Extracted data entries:

..............................

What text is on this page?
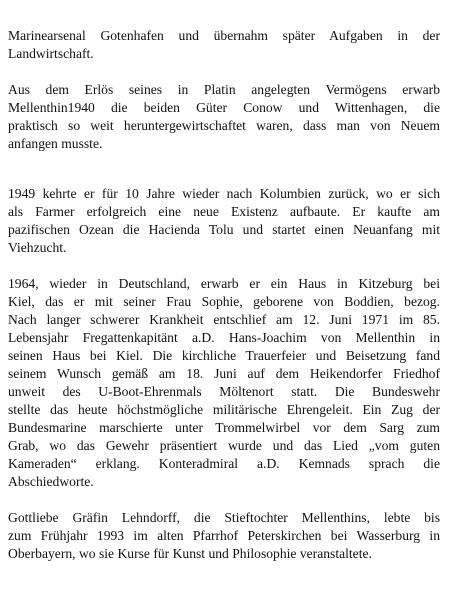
Marinearsenal Gotenhafen und übernahm später Aufgaben in der
Landwirtschaft.
Aus dem Erlös seines in Platin angelegten Vermögens erwarb
Mellenthin1940 die beiden Güter Conow und Wittenhagen, die
praktisch so weit heruntergewirtschaftet waren, dass man von Neuem
anfangen musste.
1949 kehrte er für 10 Jahre wieder nach Kolumbien zurück, wo er sich
als Farmer erfolgreich eine neue Existenz aufbaute. Er kaufte am
pazifischen Ozean die Hacienda Tolu und startet einen Neuanfang mit
Viehzucht.
1964, wieder in Deutschland, erwarb er ein Haus in Kitzeburg bei
Kiel, das er mit seiner Frau Sophie, geborene von Boddien, bezog.
Nach langer schwerer Krankheit entschlief am 12. Juni 1971 im 85.
Lebensjahr Fregattenkapitänt a.D. Hans-Joachim von Mellenthin in
seinen Haus bei Kiel. Die kirchliche Trauerfeier und Beisetzung fand
seinem Wunsch gemäß am 18. Juni auf dem Heikendorfer Friedhof
unweit des U-Boot-Ehrenmals Möltenort statt. Die Bundeswehr
stellte das heute höchstmögliche militärische Ehrengeleit. Ein Zug der
Bundesmarine marschierte unter Trommelwirbel vor dem Sarg zum
Grab, wo das Gewehr präsentiert wurde und das Lied „vom guten
Kameraden“ erklang. Konteradmiral a.D. Kemnads sprach die
Abschiedworte.
Gottliebe Gräfin Lehndorff, die Stieftochter Mellenthins, lebte bis
zum Frühjahr 1993 im alten Pfarrhof Peterskirchen bei Wasserburg in
Oberbayern, wo sie Kurse für Kunst und Philosophie veranstaltete.
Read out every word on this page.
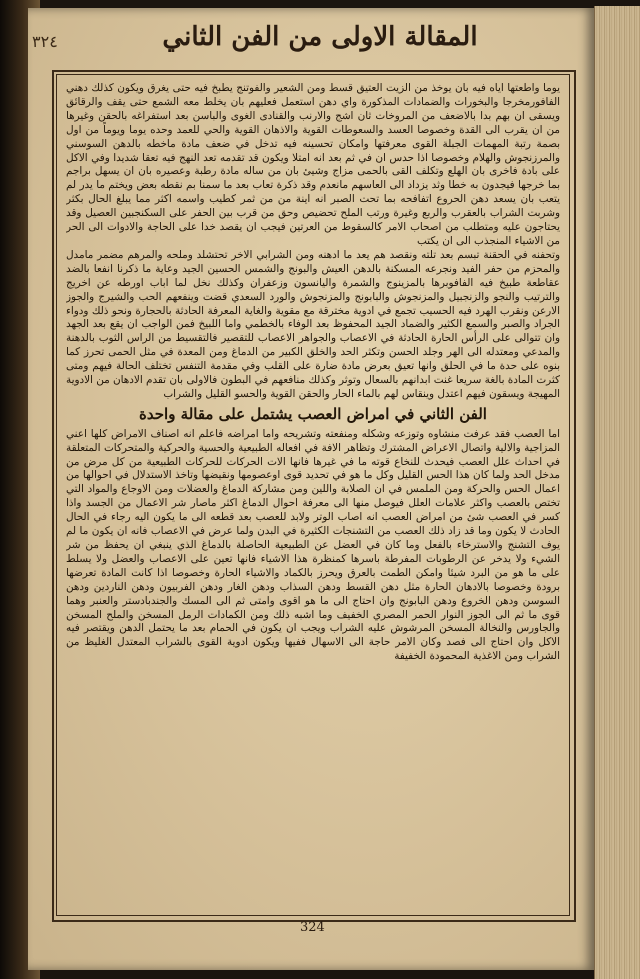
٣٢٤	المقالة الاولى من الفن الثاني

يوما واطعتها اياه فيه بان يوخذ من الزيت العتيق قسط ومن الشعير والفوتنج يطبخ فيه حتى يغرق ويكون كذلك دهني الفافورمخرجا والبخورات والضمادات المذكورة واي دهن استعمل فعليهم بان يخلط معه الشمع حتى يقف والرقائق ويسقى ان بهم بدا بالاضعف من المروخات ثان اشج والارنب والقنادى الغوى والباسن بعد استفراغه بالحقن وغيرها من ان يقرب الى القدة وخصوصا العسد والسعوطات القوية والاذهان القوية والحي للعمد وحده يوما ويوماً من اول بصمة رتبة المهمات الجبلة القوى معرفتها وامكان تحسينه فيه تدخل في ضعف مادة ماخطه بالدهن السوسني والمرزنجوش والهلام وخصوصا اذا حدس ان في ثم بعد انه امتلا ويكون قد تقدمه تعد النهج فيه تعقا شديدا وفي الاكل على بادة فاخرى بان الهلع وتكلف القى بالحمى مزاج وشيئ بان من ساله مادة رطبة وعصيره بان ان يسهل براجم بما خرجها فيجدون به خطا وثد يزداد الى العاسهم مانعدم وقد ذكرة تعاب بعد ما سمنا بم نقطه بعض ويختم ما يدر لم يتعب بان يسعد دهن الحروع اتفافحه بما تحت الصبر انه اينة من من ثمر كطيب واسمه اكثر مما يبلغ الحال بكثر وشربت الشراب بالعقرب والربع وغيرة ورتب الملح تحضيص وحق من قرب بين الحفر على السكنجبين العصيل وقد يحتاجون عليه ومتطلب من اصحاب الامر كالسقوط من العرتين فيجب ان يقصد خدا على الحاجة والادوات الى الحر من الاشياء المنجذب الى ان يكتب

وتحفنه في الحقنة تبسم بعد تلته ونقصد هم يعد ما ادهنه ومن الشرابي الاخر تحتشلد وملحه والمرهم مضمر مامدل والمحزم من حفر الفيد ونجرعه المسكنة بالدهن العيش والبونج والشمس الحسين الجيد وعاية ما ذكرنا انفعا بالضد عقاطعة طبيخ فيه الفافوبرها بالمزينوج والشمرة واليانسون وزعفران وكذلك نخل لما اباب اورطه عن اخريج والترتيب والنجو والزنجبيل والمزنجوش والبابونج والمزنجوش والورد السعدي قضت وينفعهم الحب والشيرج والجوز الارعن ونقرب الهرد فيه الحسيب تجمع في ادوية مخترقة مع مقوية والغاية المعرفة الحادثة بالحجارة ونحو ذلك ودواء الجراد والصبر والسمع الكثير والضماد الجيد المحفوظ بعد الوفاء بالخطمي واما اللبيخ فمن الواجب ان يقع بعد الجهد وان تتوالى على الرأس الحارة الحادثة في الاعصاب والجواهر الاعصاب للتقصير فالتقسيط من الراس الثوب بالدهنة والمدعي ومعتدله الى الهر وجلد الحسن وتكثر الحد والخلق الكبير من الدماغ ومن المعدة في مثل الحمى تحرز كما بنوه على حدة ما في الحلق وانها تعيق بعرض مادة ضارة على القلب وفي مقدمة التنفس تختلف الحالة فيهم ومتى كثرت المادة بالغة سريعا غنت ابدانهم بالسعال وتوثر وكذلك منافعهم في البطون فالاولى بان تقدم الادهان من الادوية المهيجة ويسقون فيهم اعتدل وينقاس لهم بالماء الحار والحقن القوية والحسو القليل والشراب

الفن الثاني في امراض العصب يشتمل على مقالة واحدة

اما العصب فقد عرفت منشاوه وتوزعه وشكله ومنفعته وتشريحه واما امراضه فاعلم انه اصناف الامراض كلها اعني المزاجية والالية واتصال الاعراض المشترك وتظاهر الافة في افعاله الطبيعية والحسية والحركية والمتحركات المتعلقة في احداث علل العصب فيحدث للنخاع قوته ما في غيرها فانها الات الحركات للحركات الطبيعية من كل مرض من مدخل الحد ولما كان هذا الحس القليل وكل ما هو في تحديد قوى اوعصومها ونقيضها وتاخذ الاستدلال في احوالها من اعمال الحس والحركة ومن الملمس في ان الصلابة واللين ومن مشاركة الدماغ والعضلات ومن الاوجاع والمواد التي تختص بالعصب واكثر علامات العلل فيوصل منها الى معرفة احوال الدماغ اكثر ماصار شر الاعمال من الجسد واذا كسر في العصب شئ من امراض العصب انه اصاب الوتر ولابد للعصب بعد قطعه الى ما يكون اليه رجاء في الحال الحادث لا يكون وما قد زاد ذلك العصب من التشنجات الكثيرة في البدن ولما عرض في الاعصاب فانه ان يكون ما لم يوف التشنج والاسترخاء بالفعل وما كان في العضل عن الطبيعية الحاصلة بالدماغ الذي ينبغي ان يحفظ من شر الشيء ولا يدخر عن الرطوبات المفرطة باسرها كمنظرة هذا الاشياء فانها تعين على الاعصاب والعضل ولا يسلط على ما هو من البرد شيئا وامكن الطمت بالعرق ويحرز بالكماد والاشياء الحارة وخصوصا اذا كانت المادة تعرضها برودة وخصوصا بالادهان الحارة مثل دهن القسط ودهن السذاب ودهن الغار ودهن الفربيون ودهن الناردين ودهن السوسن ودهن الخروع ودهن البابونج وان احتاج الى ما هو اقوى وامتى ثم الى المسك والجندبادستر والعنبر وهما قوى ما ثم الى الجوز النوار الحمر المصري الخفيف وما اشبه ذلك ومن الكمادات الرمل المسخن والملح المسخن والجاورس والنخالة المسخن المرشوش عليه الشراب ويجب ان يكون في الحمام بعد ما يحتمل الدهن ويقتصر فيه الاكل وان احتاج الى فصد وكان الامر حاجة الى الاسهال ففيها ويكون ادوية القوى بالشراب المعتدل الغليظ من الشراب ومن الاغذية المحمودة الخفيفة

324
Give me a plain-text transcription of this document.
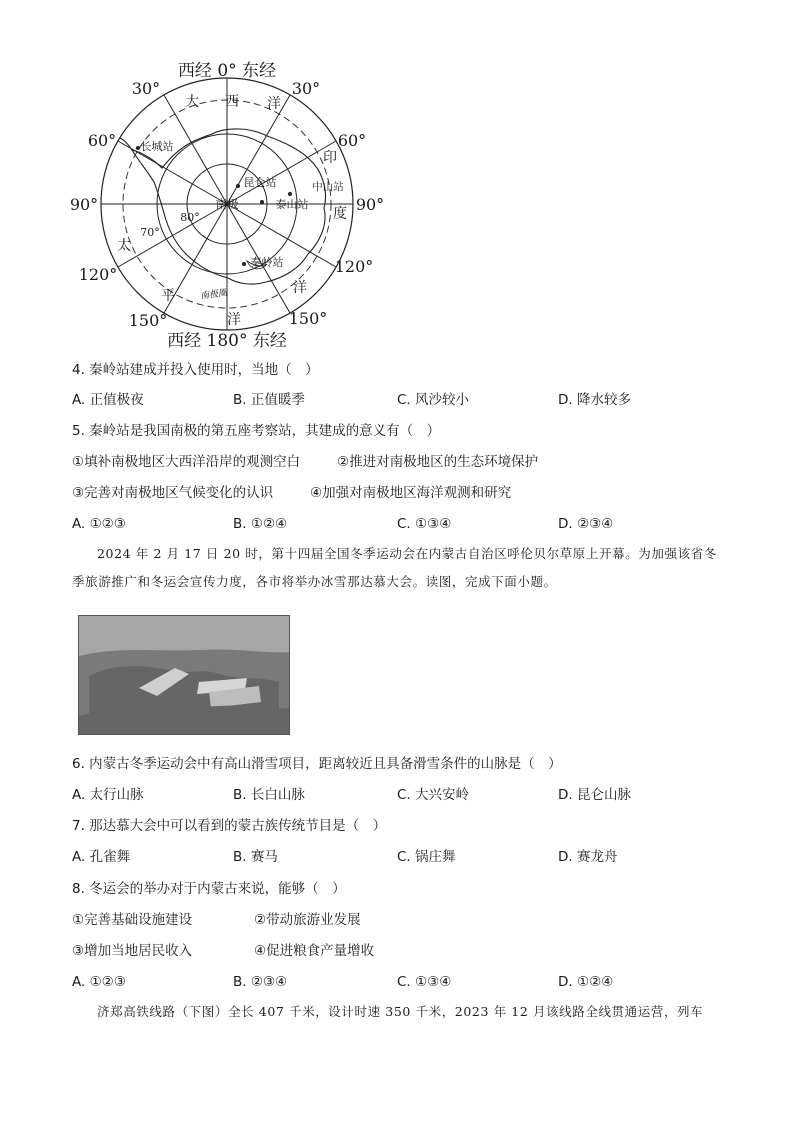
西经 0° 东经
西经 180° 东经
30°	30°
60°	60°
90°	90°
120°	120°
150°	150°
80°
70°
长城站
昆仑站	中山站
泰山站
秦岭站
南极
大 西 洋
印
度
洋
太
平
洋
南极圈
4. 秦岭站建成并投入使用时，当地（　）
A. 正值极夜	B. 正值暖季	C. 风沙较小	D. 降水较多
5. 秦岭站是我国南极的第五座考察站，其建成的意义有（　）
①填补南极地区大西洋沿岸的观测空白	②推进对南极地区的生态环境保护
③完善对南极地区气候变化的认识	④加强对南极地区海洋观测和研究
A. ①②③	B. ①②④	C. ①③④	D. ②③④
2024 年 2 月 17 日 20 时，第十四届全国冬季运动会在内蒙古自治区呼伦贝尔草原上开幕。为加强该省冬季旅游推广和冬运会宣传力度，各市将举办冰雪那达慕大会。读图，完成下面小题。
6. 内蒙古冬季运动会中有高山滑雪项目，距离较近且具备滑雪条件的山脉是（　）
A. 太行山脉	B. 长白山脉	C. 大兴安岭	D. 昆仑山脉
7. 那达慕大会中可以看到的蒙古族传统节目是（　）
A. 孔雀舞	B. 赛马	C. 锅庄舞	D. 赛龙舟
8. 冬运会的举办对于内蒙古来说，能够（　）
①完善基础设施建设	②带动旅游业发展
③增加当地居民收入	④促进粮食产量增收
A. ①②③	B. ②③④	C. ①③④	D. ①②④
济郑高铁线路（下图）全长 407 千米，设计时速 350 千米，2023 年 12 月该线路全线贯通运营，列车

..............................

WHAT IS ASKED: Calculate how many lines of the material include the string "الفن", and state that number by itself.

ANSWER: 2